REQUIREMENTS => Find the string "index" in the data, then copy every line where it is found.

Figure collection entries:
········

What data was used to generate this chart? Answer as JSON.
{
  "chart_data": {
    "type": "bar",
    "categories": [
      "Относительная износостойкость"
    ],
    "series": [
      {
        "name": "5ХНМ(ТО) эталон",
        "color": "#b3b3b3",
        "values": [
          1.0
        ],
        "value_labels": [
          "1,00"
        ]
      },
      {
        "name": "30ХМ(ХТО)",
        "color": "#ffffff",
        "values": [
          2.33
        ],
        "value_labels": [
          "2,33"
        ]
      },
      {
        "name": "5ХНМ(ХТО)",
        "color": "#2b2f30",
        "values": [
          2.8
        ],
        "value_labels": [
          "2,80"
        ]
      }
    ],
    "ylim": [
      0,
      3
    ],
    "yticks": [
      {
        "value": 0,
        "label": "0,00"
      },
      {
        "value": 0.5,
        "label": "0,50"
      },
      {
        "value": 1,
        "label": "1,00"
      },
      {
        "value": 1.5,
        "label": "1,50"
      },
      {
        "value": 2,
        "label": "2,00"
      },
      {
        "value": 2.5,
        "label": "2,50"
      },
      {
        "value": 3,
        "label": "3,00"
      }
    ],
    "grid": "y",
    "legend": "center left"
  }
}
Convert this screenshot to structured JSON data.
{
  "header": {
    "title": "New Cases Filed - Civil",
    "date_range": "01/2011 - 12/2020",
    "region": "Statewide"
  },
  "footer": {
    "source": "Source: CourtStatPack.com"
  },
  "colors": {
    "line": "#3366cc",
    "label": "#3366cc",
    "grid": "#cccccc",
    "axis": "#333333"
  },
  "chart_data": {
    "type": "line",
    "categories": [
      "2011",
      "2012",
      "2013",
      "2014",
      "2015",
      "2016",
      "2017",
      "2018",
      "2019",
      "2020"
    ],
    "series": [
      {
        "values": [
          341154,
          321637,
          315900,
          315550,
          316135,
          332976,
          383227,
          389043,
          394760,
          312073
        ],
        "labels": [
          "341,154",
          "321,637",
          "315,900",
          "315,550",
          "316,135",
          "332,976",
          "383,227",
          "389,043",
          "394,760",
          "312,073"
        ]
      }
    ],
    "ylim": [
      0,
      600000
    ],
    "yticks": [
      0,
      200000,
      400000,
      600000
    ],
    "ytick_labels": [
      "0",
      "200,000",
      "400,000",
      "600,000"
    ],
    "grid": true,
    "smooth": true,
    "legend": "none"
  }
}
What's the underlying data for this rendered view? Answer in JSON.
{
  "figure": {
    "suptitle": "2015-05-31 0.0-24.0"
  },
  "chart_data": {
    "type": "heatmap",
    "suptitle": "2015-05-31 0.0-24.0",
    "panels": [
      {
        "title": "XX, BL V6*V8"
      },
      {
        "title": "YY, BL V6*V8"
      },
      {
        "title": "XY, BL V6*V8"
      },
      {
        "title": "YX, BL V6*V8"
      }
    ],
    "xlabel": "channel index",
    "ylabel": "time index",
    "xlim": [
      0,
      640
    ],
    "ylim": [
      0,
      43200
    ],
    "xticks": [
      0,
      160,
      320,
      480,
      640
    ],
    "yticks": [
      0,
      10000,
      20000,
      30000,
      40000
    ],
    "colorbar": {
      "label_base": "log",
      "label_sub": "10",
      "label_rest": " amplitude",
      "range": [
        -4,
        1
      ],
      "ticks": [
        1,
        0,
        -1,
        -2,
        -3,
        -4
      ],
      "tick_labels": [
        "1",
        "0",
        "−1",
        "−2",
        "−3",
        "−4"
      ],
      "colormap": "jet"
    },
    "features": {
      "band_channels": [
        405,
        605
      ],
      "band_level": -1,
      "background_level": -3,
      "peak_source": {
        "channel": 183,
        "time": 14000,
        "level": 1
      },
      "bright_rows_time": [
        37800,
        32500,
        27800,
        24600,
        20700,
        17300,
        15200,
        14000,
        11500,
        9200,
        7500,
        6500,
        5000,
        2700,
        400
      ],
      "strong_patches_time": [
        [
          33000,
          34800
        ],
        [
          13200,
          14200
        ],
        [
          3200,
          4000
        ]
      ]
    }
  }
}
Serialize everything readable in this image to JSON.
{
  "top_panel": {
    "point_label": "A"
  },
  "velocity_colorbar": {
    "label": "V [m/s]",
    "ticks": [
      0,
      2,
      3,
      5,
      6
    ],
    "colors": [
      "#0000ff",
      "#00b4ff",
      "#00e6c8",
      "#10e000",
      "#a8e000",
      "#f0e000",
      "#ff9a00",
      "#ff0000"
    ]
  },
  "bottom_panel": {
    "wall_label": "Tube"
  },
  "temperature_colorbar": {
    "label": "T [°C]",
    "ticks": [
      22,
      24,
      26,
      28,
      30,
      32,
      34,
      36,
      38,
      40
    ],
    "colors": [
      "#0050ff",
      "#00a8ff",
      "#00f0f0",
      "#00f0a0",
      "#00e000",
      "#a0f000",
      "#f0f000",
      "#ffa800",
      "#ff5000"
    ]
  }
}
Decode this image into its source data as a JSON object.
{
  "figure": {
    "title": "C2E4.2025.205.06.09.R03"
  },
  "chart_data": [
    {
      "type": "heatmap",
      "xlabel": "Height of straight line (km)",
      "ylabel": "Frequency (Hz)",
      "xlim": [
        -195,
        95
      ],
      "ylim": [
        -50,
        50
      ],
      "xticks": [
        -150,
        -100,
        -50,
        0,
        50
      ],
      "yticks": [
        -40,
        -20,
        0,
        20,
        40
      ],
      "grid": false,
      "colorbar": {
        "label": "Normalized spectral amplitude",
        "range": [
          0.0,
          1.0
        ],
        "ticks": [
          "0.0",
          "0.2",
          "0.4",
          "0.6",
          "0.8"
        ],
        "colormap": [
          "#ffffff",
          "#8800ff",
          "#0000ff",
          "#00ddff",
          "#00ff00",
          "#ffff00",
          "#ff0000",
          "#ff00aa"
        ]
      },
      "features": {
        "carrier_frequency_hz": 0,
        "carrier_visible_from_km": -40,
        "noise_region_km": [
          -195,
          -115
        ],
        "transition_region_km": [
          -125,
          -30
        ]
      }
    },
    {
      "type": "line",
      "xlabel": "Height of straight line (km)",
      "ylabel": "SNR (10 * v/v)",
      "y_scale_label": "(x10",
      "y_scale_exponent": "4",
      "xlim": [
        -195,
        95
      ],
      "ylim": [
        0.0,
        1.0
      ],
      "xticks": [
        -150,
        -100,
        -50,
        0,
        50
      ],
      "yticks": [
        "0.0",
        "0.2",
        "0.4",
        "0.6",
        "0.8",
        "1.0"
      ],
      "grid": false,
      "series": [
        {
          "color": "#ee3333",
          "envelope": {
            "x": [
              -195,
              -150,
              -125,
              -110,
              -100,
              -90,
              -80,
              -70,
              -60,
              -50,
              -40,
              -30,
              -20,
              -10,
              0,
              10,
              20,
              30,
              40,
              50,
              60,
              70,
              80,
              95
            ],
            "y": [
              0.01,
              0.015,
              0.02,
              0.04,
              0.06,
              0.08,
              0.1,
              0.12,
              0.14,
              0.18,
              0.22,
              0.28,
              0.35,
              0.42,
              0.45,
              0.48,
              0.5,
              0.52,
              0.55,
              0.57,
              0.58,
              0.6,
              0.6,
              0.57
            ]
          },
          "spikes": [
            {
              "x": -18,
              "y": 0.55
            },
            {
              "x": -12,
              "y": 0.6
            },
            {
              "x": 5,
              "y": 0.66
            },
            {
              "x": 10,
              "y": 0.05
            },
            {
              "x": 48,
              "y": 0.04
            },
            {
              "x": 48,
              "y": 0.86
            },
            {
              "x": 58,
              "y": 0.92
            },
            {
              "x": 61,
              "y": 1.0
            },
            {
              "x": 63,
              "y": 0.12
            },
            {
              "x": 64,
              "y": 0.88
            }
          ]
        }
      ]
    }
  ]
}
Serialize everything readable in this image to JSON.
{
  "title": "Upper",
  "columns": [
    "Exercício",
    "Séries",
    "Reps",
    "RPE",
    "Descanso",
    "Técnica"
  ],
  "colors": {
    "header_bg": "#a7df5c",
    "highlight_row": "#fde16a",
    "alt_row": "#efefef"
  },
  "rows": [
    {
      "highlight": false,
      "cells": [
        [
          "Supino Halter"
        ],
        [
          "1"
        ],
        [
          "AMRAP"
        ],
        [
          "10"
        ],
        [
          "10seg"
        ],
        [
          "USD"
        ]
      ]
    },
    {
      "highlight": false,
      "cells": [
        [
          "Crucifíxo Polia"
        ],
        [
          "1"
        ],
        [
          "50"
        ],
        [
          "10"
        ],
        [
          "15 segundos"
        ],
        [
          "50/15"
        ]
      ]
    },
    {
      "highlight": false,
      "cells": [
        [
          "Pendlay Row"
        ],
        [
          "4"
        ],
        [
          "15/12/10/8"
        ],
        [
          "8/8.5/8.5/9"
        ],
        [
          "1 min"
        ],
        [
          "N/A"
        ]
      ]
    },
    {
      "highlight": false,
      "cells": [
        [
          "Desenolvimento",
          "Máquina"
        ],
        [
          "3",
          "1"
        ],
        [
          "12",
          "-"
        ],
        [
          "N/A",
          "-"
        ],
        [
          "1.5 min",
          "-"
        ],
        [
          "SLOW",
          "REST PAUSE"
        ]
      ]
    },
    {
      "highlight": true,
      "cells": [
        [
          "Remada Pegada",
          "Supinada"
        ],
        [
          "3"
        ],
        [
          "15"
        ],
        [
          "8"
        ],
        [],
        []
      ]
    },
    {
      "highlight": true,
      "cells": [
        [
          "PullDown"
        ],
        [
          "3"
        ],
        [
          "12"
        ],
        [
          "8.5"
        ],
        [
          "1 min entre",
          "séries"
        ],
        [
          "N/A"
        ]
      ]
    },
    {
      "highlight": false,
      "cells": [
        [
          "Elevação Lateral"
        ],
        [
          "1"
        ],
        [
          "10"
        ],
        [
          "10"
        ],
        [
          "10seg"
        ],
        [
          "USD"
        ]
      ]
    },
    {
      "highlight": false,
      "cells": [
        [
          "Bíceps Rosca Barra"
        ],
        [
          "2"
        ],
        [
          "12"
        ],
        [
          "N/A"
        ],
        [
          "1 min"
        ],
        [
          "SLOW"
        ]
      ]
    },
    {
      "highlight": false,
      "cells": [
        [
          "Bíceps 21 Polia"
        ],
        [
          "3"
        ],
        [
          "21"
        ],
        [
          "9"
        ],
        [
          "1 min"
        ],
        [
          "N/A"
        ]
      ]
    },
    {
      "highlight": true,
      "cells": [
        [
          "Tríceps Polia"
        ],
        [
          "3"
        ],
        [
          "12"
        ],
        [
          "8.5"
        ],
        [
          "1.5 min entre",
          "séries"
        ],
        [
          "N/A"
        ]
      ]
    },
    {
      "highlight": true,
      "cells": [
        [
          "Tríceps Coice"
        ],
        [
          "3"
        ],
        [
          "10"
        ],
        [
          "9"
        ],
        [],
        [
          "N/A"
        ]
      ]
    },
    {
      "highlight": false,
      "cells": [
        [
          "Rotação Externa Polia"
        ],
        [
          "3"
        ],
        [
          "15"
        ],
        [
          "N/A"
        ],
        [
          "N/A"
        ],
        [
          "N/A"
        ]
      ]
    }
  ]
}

········

THE RESPONSE =>
    "xlabel": "channel index",
    "ylabel": "time index",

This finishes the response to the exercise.